## What to work on
Copy out every line exactly, passing over the pictures.

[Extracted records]
start

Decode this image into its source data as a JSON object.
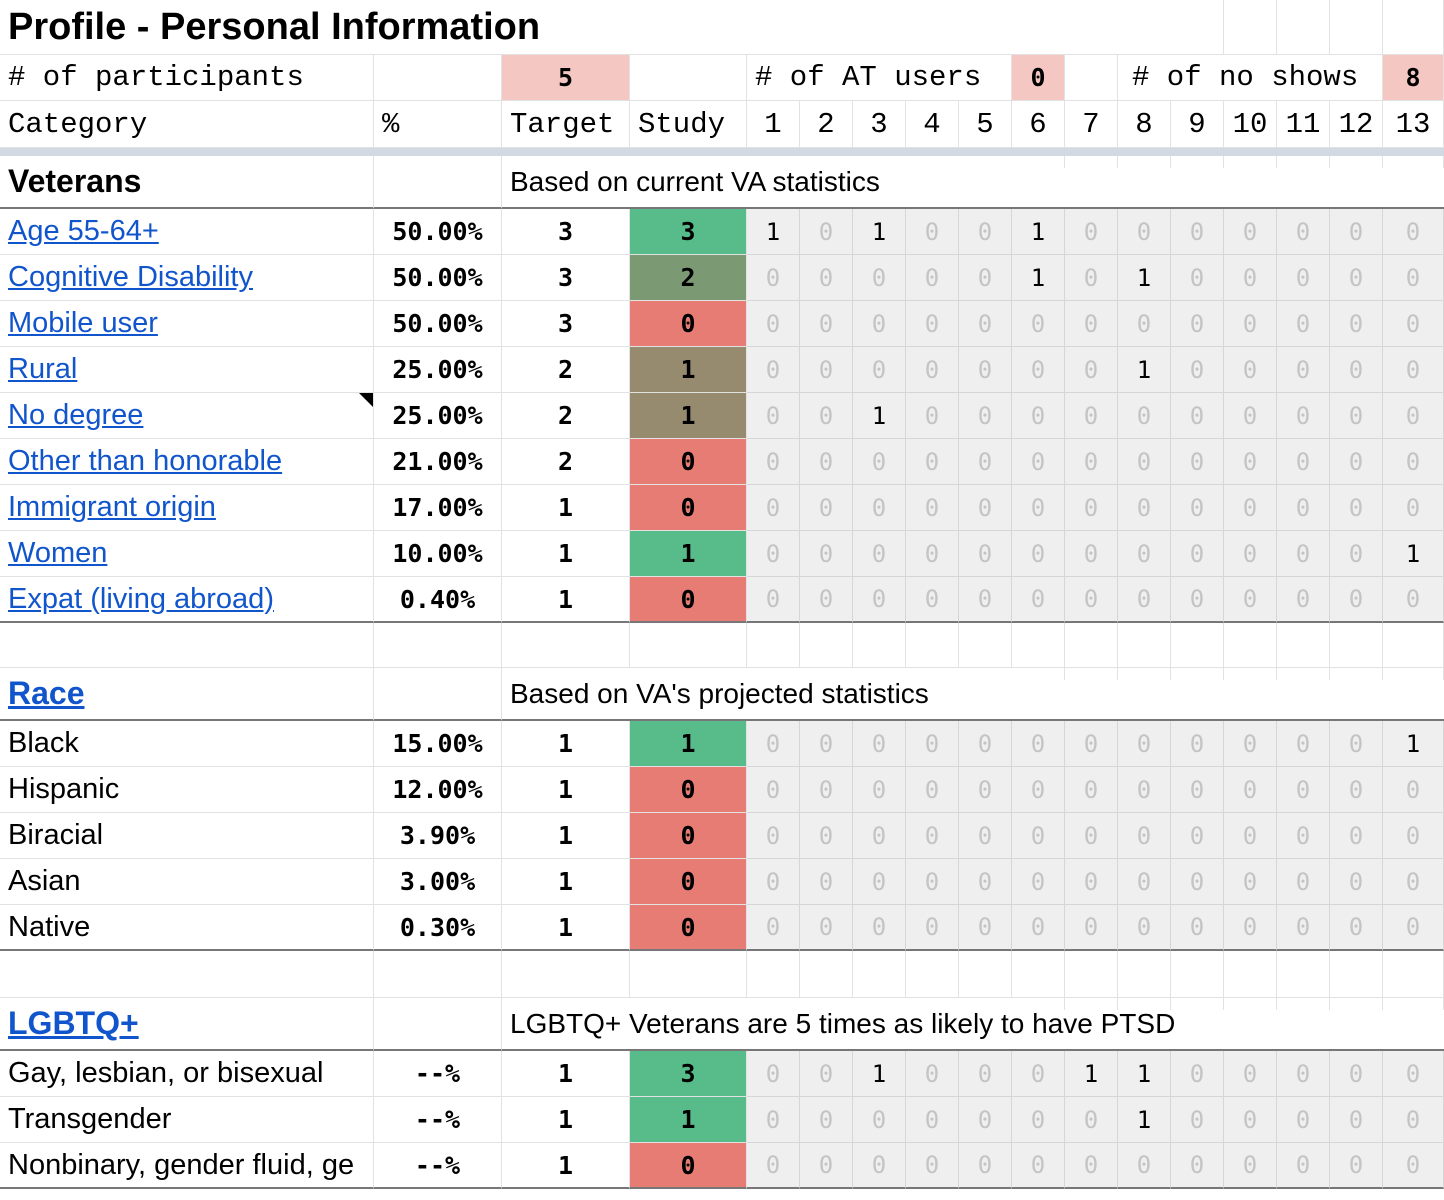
{
  "title": "Profile - Personal Information",
  "summary": {
    "participants_label": "# of participants",
    "participants_value": "5",
    "at_users_label": "# of AT users",
    "at_users_value": "0",
    "no_shows_label": "# of no shows",
    "no_shows_value": "8"
  },
  "headers": {
    "category": "Category",
    "pct": "%",
    "target": "Target",
    "study": "Study",
    "participants": [
      "1",
      "2",
      "3",
      "4",
      "5",
      "6",
      "7",
      "8",
      "9",
      "10",
      "11",
      "12",
      "13"
    ]
  },
  "colors": {
    "summary_bg": "#f4c7c3",
    "study_green": "#57bb8a",
    "study_olive_green": "#7b9a73",
    "study_olive": "#968b6f",
    "study_red": "#e67c73",
    "link": "#1155cc",
    "participant_bg": "#efefef"
  },
  "sections": [
    {
      "title": "Veterans",
      "title_is_link": false,
      "note": "Based on current VA statistics",
      "rows": [
        {
          "category": "Age 55-64+",
          "link": true,
          "pct": "50.00%",
          "target": "3",
          "study": "3",
          "status": "green",
          "p": [
            "1",
            "0",
            "1",
            "0",
            "0",
            "1",
            "0",
            "0",
            "0",
            "0",
            "0",
            "0",
            "0"
          ]
        },
        {
          "category": "Cognitive Disability",
          "link": true,
          "pct": "50.00%",
          "target": "3",
          "study": "2",
          "status": "olive-green",
          "p": [
            "0",
            "0",
            "0",
            "0",
            "0",
            "1",
            "0",
            "1",
            "0",
            "0",
            "0",
            "0",
            "0"
          ]
        },
        {
          "category": "Mobile user",
          "link": true,
          "pct": "50.00%",
          "target": "3",
          "study": "0",
          "status": "red",
          "p": [
            "0",
            "0",
            "0",
            "0",
            "0",
            "0",
            "0",
            "0",
            "0",
            "0",
            "0",
            "0",
            "0"
          ]
        },
        {
          "category": "Rural",
          "link": true,
          "pct": "25.00%",
          "target": "2",
          "study": "1",
          "status": "olive",
          "p": [
            "0",
            "0",
            "0",
            "0",
            "0",
            "0",
            "0",
            "1",
            "0",
            "0",
            "0",
            "0",
            "0"
          ]
        },
        {
          "category": "No degree",
          "link": true,
          "pct": "25.00%",
          "target": "2",
          "study": "1",
          "status": "olive",
          "p": [
            "0",
            "0",
            "1",
            "0",
            "0",
            "0",
            "0",
            "0",
            "0",
            "0",
            "0",
            "0",
            "0"
          ],
          "comment": true
        },
        {
          "category": "Other than honorable",
          "link": true,
          "pct": "21.00%",
          "target": "2",
          "study": "0",
          "status": "red",
          "p": [
            "0",
            "0",
            "0",
            "0",
            "0",
            "0",
            "0",
            "0",
            "0",
            "0",
            "0",
            "0",
            "0"
          ]
        },
        {
          "category": "Immigrant origin",
          "link": true,
          "pct": "17.00%",
          "target": "1",
          "study": "0",
          "status": "red",
          "p": [
            "0",
            "0",
            "0",
            "0",
            "0",
            "0",
            "0",
            "0",
            "0",
            "0",
            "0",
            "0",
            "0"
          ]
        },
        {
          "category": "Women",
          "link": true,
          "pct": "10.00%",
          "target": "1",
          "study": "1",
          "status": "green",
          "p": [
            "0",
            "0",
            "0",
            "0",
            "0",
            "0",
            "0",
            "0",
            "0",
            "0",
            "0",
            "0",
            "1"
          ]
        },
        {
          "category": "Expat (living abroad)",
          "link": true,
          "pct": "0.40%",
          "target": "1",
          "study": "0",
          "status": "red",
          "p": [
            "0",
            "0",
            "0",
            "0",
            "0",
            "0",
            "0",
            "0",
            "0",
            "0",
            "0",
            "0",
            "0"
          ]
        }
      ]
    },
    {
      "title": "Race",
      "title_is_link": true,
      "note": "Based on VA's projected statistics",
      "rows": [
        {
          "category": "Black",
          "link": false,
          "pct": "15.00%",
          "target": "1",
          "study": "1",
          "status": "green",
          "p": [
            "0",
            "0",
            "0",
            "0",
            "0",
            "0",
            "0",
            "0",
            "0",
            "0",
            "0",
            "0",
            "1"
          ]
        },
        {
          "category": "Hispanic",
          "link": false,
          "pct": "12.00%",
          "target": "1",
          "study": "0",
          "status": "red",
          "p": [
            "0",
            "0",
            "0",
            "0",
            "0",
            "0",
            "0",
            "0",
            "0",
            "0",
            "0",
            "0",
            "0"
          ]
        },
        {
          "category": "Biracial",
          "link": false,
          "pct": "3.90%",
          "target": "1",
          "study": "0",
          "status": "red",
          "p": [
            "0",
            "0",
            "0",
            "0",
            "0",
            "0",
            "0",
            "0",
            "0",
            "0",
            "0",
            "0",
            "0"
          ]
        },
        {
          "category": "Asian",
          "link": false,
          "pct": "3.00%",
          "target": "1",
          "study": "0",
          "status": "red",
          "p": [
            "0",
            "0",
            "0",
            "0",
            "0",
            "0",
            "0",
            "0",
            "0",
            "0",
            "0",
            "0",
            "0"
          ]
        },
        {
          "category": "Native",
          "link": false,
          "pct": "0.30%",
          "target": "1",
          "study": "0",
          "status": "red",
          "p": [
            "0",
            "0",
            "0",
            "0",
            "0",
            "0",
            "0",
            "0",
            "0",
            "0",
            "0",
            "0",
            "0"
          ]
        }
      ]
    },
    {
      "title": "LGBTQ+",
      "title_is_link": true,
      "note": "LGBTQ+ Veterans are 5 times as likely to have PTSD",
      "rows": [
        {
          "category": "Gay, lesbian, or bisexual",
          "link": false,
          "pct": "--%",
          "target": "1",
          "study": "3",
          "status": "green",
          "p": [
            "0",
            "0",
            "1",
            "0",
            "0",
            "0",
            "1",
            "1",
            "0",
            "0",
            "0",
            "0",
            "0"
          ]
        },
        {
          "category": "Transgender",
          "link": false,
          "pct": "--%",
          "target": "1",
          "study": "1",
          "status": "green",
          "p": [
            "0",
            "0",
            "0",
            "0",
            "0",
            "0",
            "0",
            "1",
            "0",
            "0",
            "0",
            "0",
            "0"
          ]
        },
        {
          "category": "Nonbinary, gender fluid, ge",
          "link": false,
          "pct": "--%",
          "target": "1",
          "study": "0",
          "status": "red",
          "p": [
            "0",
            "0",
            "0",
            "0",
            "0",
            "0",
            "0",
            "0",
            "0",
            "0",
            "0",
            "0",
            "0"
          ]
        }
      ]
    }
  ]
}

end

## Exercise output
Decode this image into its source data as a JSON object.
{
  "title": "Profile - Personal Information",
  "summary": {
    "participants_label": "# of participants",
    "participants_value": "5",
    "at_users_label": "# of AT users",
    "at_users_value": "0",
    "no_shows_label": "# of no shows",
    "no_shows_value": "8"
  },
  "headers": {
    "category": "Category",
    "pct": "%",
    "target": "Target",
    "study": "Study",
    "participants": [
      "1",
      "2",
      "3",
      "4",
      "5",
      "6",
      "7",
      "8",
      "9",
      "10",
      "11",
      "12",
      "13"
    ]
  },
  "colors": {
    "summary_bg": "#f4c7c3",
    "study_green": "#57bb8a",
    "study_olive_green": "#7b9a73",
    "study_olive": "#968b6f",
    "study_red": "#e67c73",
    "link": "#1155cc",
    "participant_bg": "#efefef"
  },
  "sections": [
    {
      "title": "Veterans",
      "title_is_link": false,
      "note": "Based on current VA statistics",
      "rows": [
        {
          "category": "Age 55-64+",
          "link": true,
          "pct": "50.00%",
          "target": "3",
          "study": "3",
          "status": "green",
          "p": [
            "1",
            "0",
            "1",
            "0",
            "0",
            "1",
            "0",
            "0",
            "0",
            "0",
            "0",
            "0",
            "0"
          ]
        },
        {
          "category": "Cognitive Disability",
          "link": true,
          "pct": "50.00%",
          "target": "3",
          "study": "2",
          "status": "olive-green",
          "p": [
            "0",
            "0",
            "0",
            "0",
            "0",
            "1",
            "0",
            "1",
            "0",
            "0",
            "0",
            "0",
            "0"
          ]
        },
        {
          "category": "Mobile user",
          "link": true,
          "pct": "50.00%",
          "target": "3",
          "study": "0",
          "status": "red",
          "p": [
            "0",
            "0",
            "0",
            "0",
            "0",
            "0",
            "0",
            "0",
            "0",
            "0",
            "0",
            "0",
            "0"
          ]
        },
        {
          "category": "Rural",
          "link": true,
          "pct": "25.00%",
          "target": "2",
          "study": "1",
          "status": "olive",
          "p": [
            "0",
            "0",
            "0",
            "0",
            "0",
            "0",
            "0",
            "1",
            "0",
            "0",
            "0",
            "0",
            "0"
          ]
        },
        {
          "category": "No degree",
          "link": true,
          "pct": "25.00%",
          "target": "2",
          "study": "1",
          "status": "olive",
          "p": [
            "0",
            "0",
            "1",
            "0",
            "0",
            "0",
            "0",
            "0",
            "0",
            "0",
            "0",
            "0",
            "0"
          ],
          "comment": true
        },
        {
          "category": "Other than honorable",
          "link": true,
          "pct": "21.00%",
          "target": "2",
          "study": "0",
          "status": "red",
          "p": [
            "0",
            "0",
            "0",
            "0",
            "0",
            "0",
            "0",
            "0",
            "0",
            "0",
            "0",
            "0",
            "0"
          ]
        },
        {
          "category": "Immigrant origin",
          "link": true,
          "pct": "17.00%",
          "target": "1",
          "study": "0",
          "status": "red",
          "p": [
            "0",
            "0",
            "0",
            "0",
            "0",
            "0",
            "0",
            "0",
            "0",
            "0",
            "0",
            "0",
            "0"
          ]
        },
        {
          "category": "Women",
          "link": true,
          "pct": "10.00%",
          "target": "1",
          "study": "1",
          "status": "green",
          "p": [
            "0",
            "0",
            "0",
            "0",
            "0",
            "0",
            "0",
            "0",
            "0",
            "0",
            "0",
            "0",
            "1"
          ]
        },
        {
          "category": "Expat (living abroad)",
          "link": true,
          "pct": "0.40%",
          "target": "1",
          "study": "0",
          "status": "red",
          "p": [
            "0",
            "0",
            "0",
            "0",
            "0",
            "0",
            "0",
            "0",
            "0",
            "0",
            "0",
            "0",
            "0"
          ]
        }
      ]
    },
    {
      "title": "Race",
      "title_is_link": true,
      "note": "Based on VA's projected statistics",
      "rows": [
        {
          "category": "Black",
          "link": false,
          "pct": "15.00%",
          "target": "1",
          "study": "1",
          "status": "green",
          "p": [
            "0",
            "0",
            "0",
            "0",
            "0",
            "0",
            "0",
            "0",
            "0",
            "0",
            "0",
            "0",
            "1"
          ]
        },
        {
          "category": "Hispanic",
          "link": false,
          "pct": "12.00%",
          "target": "1",
          "study": "0",
          "status": "red",
          "p": [
            "0",
            "0",
            "0",
            "0",
            "0",
            "0",
            "0",
            "0",
            "0",
            "0",
            "0",
            "0",
            "0"
          ]
        },
        {
          "category": "Biracial",
          "link": false,
          "pct": "3.90%",
          "target": "1",
          "study": "0",
          "status": "red",
          "p": [
            "0",
            "0",
            "0",
            "0",
            "0",
            "0",
            "0",
            "0",
            "0",
            "0",
            "0",
            "0",
            "0"
          ]
        },
        {
          "category": "Asian",
          "link": false,
          "pct": "3.00%",
          "target": "1",
          "study": "0",
          "status": "red",
          "p": [
            "0",
            "0",
            "0",
            "0",
            "0",
            "0",
            "0",
            "0",
            "0",
            "0",
            "0",
            "0",
            "0"
          ]
        },
        {
          "category": "Native",
          "link": false,
          "pct": "0.30%",
          "target": "1",
          "study": "0",
          "status": "red",
          "p": [
            "0",
            "0",
            "0",
            "0",
            "0",
            "0",
            "0",
            "0",
            "0",
            "0",
            "0",
            "0",
            "0"
          ]
        }
      ]
    },
    {
      "title": "LGBTQ+",
      "title_is_link": true,
      "note": "LGBTQ+ Veterans are 5 times as likely to have PTSD",
      "rows": [
        {
          "category": "Gay, lesbian, or bisexual",
          "link": false,
          "pct": "--%",
          "target": "1",
          "study": "3",
          "status": "green",
          "p": [
            "0",
            "0",
            "1",
            "0",
            "0",
            "0",
            "1",
            "1",
            "0",
            "0",
            "0",
            "0",
            "0"
          ]
        },
        {
          "category": "Transgender",
          "link": false,
          "pct": "--%",
          "target": "1",
          "study": "1",
          "status": "green",
          "p": [
            "0",
            "0",
            "0",
            "0",
            "0",
            "0",
            "0",
            "1",
            "0",
            "0",
            "0",
            "0",
            "0"
          ]
        },
        {
          "category": "Nonbinary, gender fluid, ge",
          "link": false,
          "pct": "--%",
          "target": "1",
          "study": "0",
          "status": "red",
          "p": [
            "0",
            "0",
            "0",
            "0",
            "0",
            "0",
            "0",
            "0",
            "0",
            "0",
            "0",
            "0",
            "0"
          ]
        }
      ]
    }
  ]
}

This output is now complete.